## start

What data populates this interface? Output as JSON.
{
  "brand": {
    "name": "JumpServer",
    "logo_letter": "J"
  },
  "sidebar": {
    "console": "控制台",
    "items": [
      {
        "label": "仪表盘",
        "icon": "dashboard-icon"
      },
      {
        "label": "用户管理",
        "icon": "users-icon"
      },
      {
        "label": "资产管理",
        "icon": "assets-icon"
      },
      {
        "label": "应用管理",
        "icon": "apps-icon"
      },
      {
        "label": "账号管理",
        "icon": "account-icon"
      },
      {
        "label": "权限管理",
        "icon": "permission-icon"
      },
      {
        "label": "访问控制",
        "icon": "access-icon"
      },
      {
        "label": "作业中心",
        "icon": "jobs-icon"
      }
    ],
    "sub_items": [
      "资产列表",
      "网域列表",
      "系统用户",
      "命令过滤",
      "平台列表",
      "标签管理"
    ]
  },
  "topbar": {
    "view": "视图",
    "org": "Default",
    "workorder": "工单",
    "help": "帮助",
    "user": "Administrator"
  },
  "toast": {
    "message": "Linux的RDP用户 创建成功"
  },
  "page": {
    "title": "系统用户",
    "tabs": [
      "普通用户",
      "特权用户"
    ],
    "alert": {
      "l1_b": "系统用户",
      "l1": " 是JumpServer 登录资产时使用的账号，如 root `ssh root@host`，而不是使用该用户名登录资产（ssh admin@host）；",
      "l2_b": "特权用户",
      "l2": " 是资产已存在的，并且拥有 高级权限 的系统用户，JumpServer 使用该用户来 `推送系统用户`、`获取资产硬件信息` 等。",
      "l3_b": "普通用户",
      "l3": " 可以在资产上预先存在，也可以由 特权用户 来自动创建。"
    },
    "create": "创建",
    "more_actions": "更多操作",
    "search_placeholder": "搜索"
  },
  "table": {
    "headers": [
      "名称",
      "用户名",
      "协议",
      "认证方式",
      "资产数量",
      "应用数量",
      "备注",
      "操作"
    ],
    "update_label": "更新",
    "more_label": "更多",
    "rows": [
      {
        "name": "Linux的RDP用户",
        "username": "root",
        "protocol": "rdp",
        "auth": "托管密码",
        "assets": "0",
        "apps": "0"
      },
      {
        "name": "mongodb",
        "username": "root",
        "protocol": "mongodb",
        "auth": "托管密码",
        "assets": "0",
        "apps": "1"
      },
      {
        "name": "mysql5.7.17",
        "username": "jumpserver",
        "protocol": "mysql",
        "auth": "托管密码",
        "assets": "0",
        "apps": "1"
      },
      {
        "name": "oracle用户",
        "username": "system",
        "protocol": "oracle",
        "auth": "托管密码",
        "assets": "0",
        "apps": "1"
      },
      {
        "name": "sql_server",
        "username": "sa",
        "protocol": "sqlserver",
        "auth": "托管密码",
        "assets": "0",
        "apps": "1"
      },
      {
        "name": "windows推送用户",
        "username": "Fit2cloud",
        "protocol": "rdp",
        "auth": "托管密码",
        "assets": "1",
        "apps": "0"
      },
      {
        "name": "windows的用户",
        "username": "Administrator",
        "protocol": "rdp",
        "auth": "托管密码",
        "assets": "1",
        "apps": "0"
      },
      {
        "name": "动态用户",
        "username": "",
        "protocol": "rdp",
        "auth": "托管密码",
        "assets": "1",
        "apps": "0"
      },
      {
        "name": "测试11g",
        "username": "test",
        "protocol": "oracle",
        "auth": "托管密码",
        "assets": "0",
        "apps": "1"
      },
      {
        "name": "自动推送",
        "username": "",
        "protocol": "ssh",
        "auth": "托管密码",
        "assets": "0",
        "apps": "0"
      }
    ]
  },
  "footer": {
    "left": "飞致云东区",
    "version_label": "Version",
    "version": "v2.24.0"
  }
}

## end

AIM: Print every record above exactly as written.

THE REPLY:
What data populates this interface? Output as JSON.
{
  "brand": {
    "name": "JumpServer",
    "logo_letter": "J"
  },
  "sidebar": {
    "console": "控制台",
    "items": [
      {
        "label": "仪表盘",
        "icon": "dashboard-icon"
      },
      {
        "label": "用户管理",
        "icon": "users-icon"
      },
      {
        "label": "资产管理",
        "icon": "assets-icon"
      },
      {
        "label": "应用管理",
        "icon": "apps-icon"
      },
      {
        "label": "账号管理",
        "icon": "account-icon"
      },
      {
        "label": "权限管理",
        "icon": "permission-icon"
      },
      {
        "label": "访问控制",
        "icon": "access-icon"
      },
      {
        "label": "作业中心",
        "icon": "jobs-icon"
      }
    ],
    "sub_items": [
      "资产列表",
      "网域列表",
      "系统用户",
      "命令过滤",
      "平台列表",
      "标签管理"
    ]
  },
  "topbar": {
    "view": "视图",
    "org": "Default",
    "workorder": "工单",
    "help": "帮助",
    "user": "Administrator"
  },
  "toast": {
    "message": "Linux的RDP用户 创建成功"
  },
  "page": {
    "title": "系统用户",
    "tabs": [
      "普通用户",
      "特权用户"
    ],
    "alert": {
      "l1_b": "系统用户",
      "l1": " 是JumpServer 登录资产时使用的账号，如 root `ssh root@host`，而不是使用该用户名登录资产（ssh admin@host）；",
      "l2_b": "特权用户",
      "l2": " 是资产已存在的，并且拥有 高级权限 的系统用户，JumpServer 使用该用户来 `推送系统用户`、`获取资产硬件信息` 等。",
      "l3_b": "普通用户",
      "l3": " 可以在资产上预先存在，也可以由 特权用户 来自动创建。"
    },
    "create": "创建",
    "more_actions": "更多操作",
    "search_placeholder": "搜索"
  },
  "table": {
    "headers": [
      "名称",
      "用户名",
      "协议",
      "认证方式",
      "资产数量",
      "应用数量",
      "备注",
      "操作"
    ],
    "update_label": "更新",
    "more_label": "更多",
    "rows": [
      {
        "name": "Linux的RDP用户",
        "username": "root",
        "protocol": "rdp",
        "auth": "托管密码",
        "assets": "0",
        "apps": "0"
      },
      {
        "name": "mongodb",
        "username": "root",
        "protocol": "mongodb",
        "auth": "托管密码",
        "assets": "0",
        "apps": "1"
      },
      {
        "name": "mysql5.7.17",
        "username": "jumpserver",
        "protocol": "mysql",
        "auth": "托管密码",
        "assets": "0",
        "apps": "1"
      },
      {
        "name": "oracle用户",
        "username": "system",
        "protocol": "oracle",
        "auth": "托管密码",
        "assets": "0",
        "apps": "1"
      },
      {
        "name": "sql_server",
        "username": "sa",
        "protocol": "sqlserver",
        "auth": "托管密码",
        "assets": "0",
        "apps": "1"
      },
      {
        "name": "windows推送用户",
        "username": "Fit2cloud",
        "protocol": "rdp",
        "auth": "托管密码",
        "assets": "1",
        "apps": "0"
      },
      {
        "name": "windows的用户",
        "username": "Administrator",
        "protocol": "rdp",
        "auth": "托管密码",
        "assets": "1",
        "apps": "0"
      },
      {
        "name": "动态用户",
        "username": "",
        "protocol": "rdp",
        "auth": "托管密码",
        "assets": "1",
        "apps": "0"
      },
      {
        "name": "测试11g",
        "username": "test",
        "protocol": "oracle",
        "auth": "托管密码",
        "assets": "0",
        "apps": "1"
      },
      {
        "name": "自动推送",
        "username": "",
        "protocol": "ssh",
        "auth": "托管密码",
        "assets": "0",
        "apps": "0"
      }
    ]
  },
  "footer": {
    "left": "飞致云东区",
    "version_label": "Version",
    "version": "v2.24.0"
  }
}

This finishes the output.